Records from a data source:
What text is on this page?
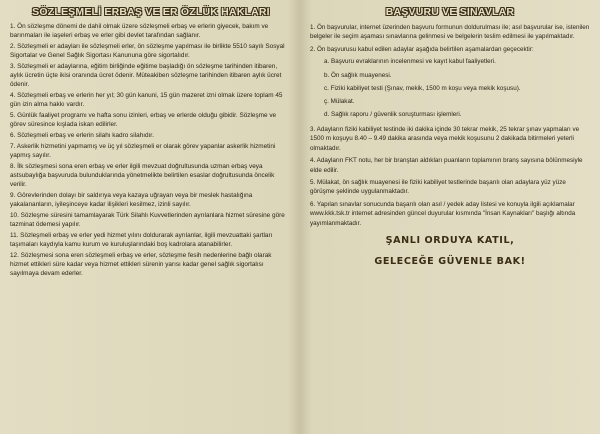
SÖZLEŞMELİ ERBAŞ VE ER ÖZLÜK HAKLARI

1. Ön sözleşme dönemi de dahil olmak üzere sözleşmeli erbaş ve erlerin giyecek, bakım ve barınmaları ile iaşeleri erbaş ve erler gibi devlet tarafından sağlanır.

2. Sözleşmeli er adayları ile sözleşmeli erler, ön sözleşme yapılması ile birlikte 5510 sayılı Sosyal Sigortalar ve Genel Sağlık Sigortası Kanununa göre sigortalıdır.

3. Sözleşmeli er adaylarına, eğitim birliğinde eğitime başladığı ön sözleşme tarihinden itibaren, aylık ücretin üçte ikisi oranında ücret ödenir. Müteakiben sözleşme tarihinden itibaren aylık ücret ödenir.

4. Sözleşmeli erbaş ve erlerin her yıl; 30 gün kanuni, 15 gün mazeret izni olmak üzere toplam 45 gün izin alma hakkı vardır.

5. Günlük faaliyet programı ve hafta sonu izinleri, erbaş ve erlerde olduğu gibidir. Sözleşme ve görev süresince kışlada iskan edilirler.

6. Sözleşmeli erbaş ve erlerin silahı kadro silahıdır.

7. Askerlik hizmetini yapmamış ve üç yıl sözleşmeli er olarak görev yapanlar askerlik hizmetini yapmış sayılır.

8. İlk sözleşmesi sona eren erbaş ve erler ilgili mevzuat doğrultusunda uzman erbaş veya astsubaylığa başvuruda bulunduklarında yönetmelikte belirtilen esaslar doğrultusunda öncelik verilir.

9. Görevlerinden dolayı bir saldırıya veya kazaya uğrayan veya bir meslek hastalığına yakalananların, iyileşinceye kadar ilişikleri kesilmez, izinli sayılır.

10. Sözleşme süresini tamamlayarak Türk Silahlı Kuvvetlerinden ayrılanlara hizmet süresine göre tazminat ödemesi yapılır.

11. Sözleşmeli erbaş ve erler yedi hizmet yılını doldurarak ayrılanlar, ilgili mevzuattaki şartları taşımaları kaydıyla kamu kurum ve kuruluşlarındaki boş kadrolara atanabilirler.

12. Sözleşmesi sona eren sözleşmeli erbaş ve erler, sözleşme fesih nedenlerine bağlı olarak hizmet ettikleri süre kadar veya hizmet ettikleri sürenin yarısı kadar genel sağlık sigortalısı sayılmaya devam ederler.

BAŞVURU VE SINAVLAR

1. Ön başvurular, internet üzerinden başvuru formunun doldurulması ile; asıl başvurular ise, istenilen belgeler ile seçim aşaması sınavlarına gelinmesi ve belgelerin teslim edilmesi ile yapılmaktadır.

2. Ön başvurusu kabul edilen adaylar aşağıda belirtilen aşamalardan geçecektir:

a. Başvuru evraklarının incelenmesi ve kayıt kabul faaliyetleri.
b. Ön sağlık muayenesi.
c. Fiziki kabiliyet testi (Şınav, mekik, 1500 m koşu veya mekik koşusu).
ç. Mülakat.
d. Sağlık raporu / güvenlik soruşturması işlemleri.

3. Adayların fiziki kabiliyet testinde iki dakika içinde 30 tekrar mekik, 25 tekrar şınav yapmaları ve 1500 m koşuyu 8.40 – 9.49 dakika arasında veya mekik koşusunu 2 dakikada bitirmeleri yeterli olmaktadır.

4. Adayların FKT notu, her bir branştan aldıkları puanların toplamının branş sayısına bölünmesiyle elde edilir.

5. Mülakat, ön sağlık muayenesi ile fiziki kabiliyet testlerinde başarılı olan adaylara yüz yüze görüşme şeklinde uygulanmaktadır.

6. Yapılan sınavlar sonucunda başarılı olan asıl / yedek aday listesi ve konuyla ilgili açıklamalar www.kkk.tsk.tr internet adresinden güncel duyurular kısmında "İnsan Kaynakları" başlığı altında yayımlanmaktadır.

ŞANLI ORDUYA KATIL,

GELECEĞE GÜVENLE BAK!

YOUR OBJECTIVE: Leave out the pictures and give the rest of the records again exactly.

FINISHED ANSWER:
What text is on this page?
SÖZLEŞMELİ ERBAŞ VE ER ÖZLÜK HAKLARI

1. Ön sözleşme dönemi de dahil olmak üzere sözleşmeli erbaş ve erlerin giyecek, bakım ve barınmaları ile iaşeleri erbaş ve erler gibi devlet tarafından sağlanır.

2. Sözleşmeli er adayları ile sözleşmeli erler, ön sözleşme yapılması ile birlikte 5510 sayılı Sosyal Sigortalar ve Genel Sağlık Sigortası Kanununa göre sigortalıdır.

3. Sözleşmeli er adaylarına, eğitim birliğinde eğitime başladığı ön sözleşme tarihinden itibaren, aylık ücretin üçte ikisi oranında ücret ödenir. Müteakiben sözleşme tarihinden itibaren aylık ücret ödenir.

4. Sözleşmeli erbaş ve erlerin her yıl; 30 gün kanuni, 15 gün mazeret izni olmak üzere toplam 45 gün izin alma hakkı vardır.

5. Günlük faaliyet programı ve hafta sonu izinleri, erbaş ve erlerde olduğu gibidir. Sözleşme ve görev süresince kışlada iskan edilirler.

6. Sözleşmeli erbaş ve erlerin silahı kadro silahıdır.

7. Askerlik hizmetini yapmamış ve üç yıl sözleşmeli er olarak görev yapanlar askerlik hizmetini yapmış sayılır.

8. İlk sözleşmesi sona eren erbaş ve erler ilgili mevzuat doğrultusunda uzman erbaş veya astsubaylığa başvuruda bulunduklarında yönetmelikte belirtilen esaslar doğrultusunda öncelik verilir.

9. Görevlerinden dolayı bir saldırıya veya kazaya uğrayan veya bir meslek hastalığına yakalananların, iyileşinceye kadar ilişikleri kesilmez, izinli sayılır.

10. Sözleşme süresini tamamlayarak Türk Silahlı Kuvvetlerinden ayrılanlara hizmet süresine göre tazminat ödemesi yapılır.

11. Sözleşmeli erbaş ve erler yedi hizmet yılını doldurarak ayrılanlar, ilgili mevzuattaki şartları taşımaları kaydıyla kamu kurum ve kuruluşlarındaki boş kadrolara atanabilirler.

12. Sözleşmesi sona eren sözleşmeli erbaş ve erler, sözleşme fesih nedenlerine bağlı olarak hizmet ettikleri süre kadar veya hizmet ettikleri sürenin yarısı kadar genel sağlık sigortalısı sayılmaya devam ederler.

BAŞVURU VE SINAVLAR

1. Ön başvurular, internet üzerinden başvuru formunun doldurulması ile; asıl başvurular ise, istenilen belgeler ile seçim aşaması sınavlarına gelinmesi ve belgelerin teslim edilmesi ile yapılmaktadır.

2. Ön başvurusu kabul edilen adaylar aşağıda belirtilen aşamalardan geçecektir:

a. Başvuru evraklarının incelenmesi ve kayıt kabul faaliyetleri.
b. Ön sağlık muayenesi.
c. Fiziki kabiliyet testi (Şınav, mekik, 1500 m koşu veya mekik koşusu).
ç. Mülakat.
d. Sağlık raporu / güvenlik soruşturması işlemleri.

3. Adayların fiziki kabiliyet testinde iki dakika içinde 30 tekrar mekik, 25 tekrar şınav yapmaları ve 1500 m koşuyu 8.40 – 9.49 dakika arasında veya mekik koşusunu 2 dakikada bitirmeleri yeterli olmaktadır.

4. Adayların FKT notu, her bir branştan aldıkları puanların toplamının branş sayısına bölünmesiyle elde edilir.

5. Mülakat, ön sağlık muayenesi ile fiziki kabiliyet testlerinde başarılı olan adaylara yüz yüze görüşme şeklinde uygulanmaktadır.

6. Yapılan sınavlar sonucunda başarılı olan asıl / yedek aday listesi ve konuyla ilgili açıklamalar www.kkk.tsk.tr internet adresinden güncel duyurular kısmında "İnsan Kaynakları" başlığı altında yayımlanmaktadır.

ŞANLI ORDUYA KATIL,

GELECEĞE GÜVENLE BAK!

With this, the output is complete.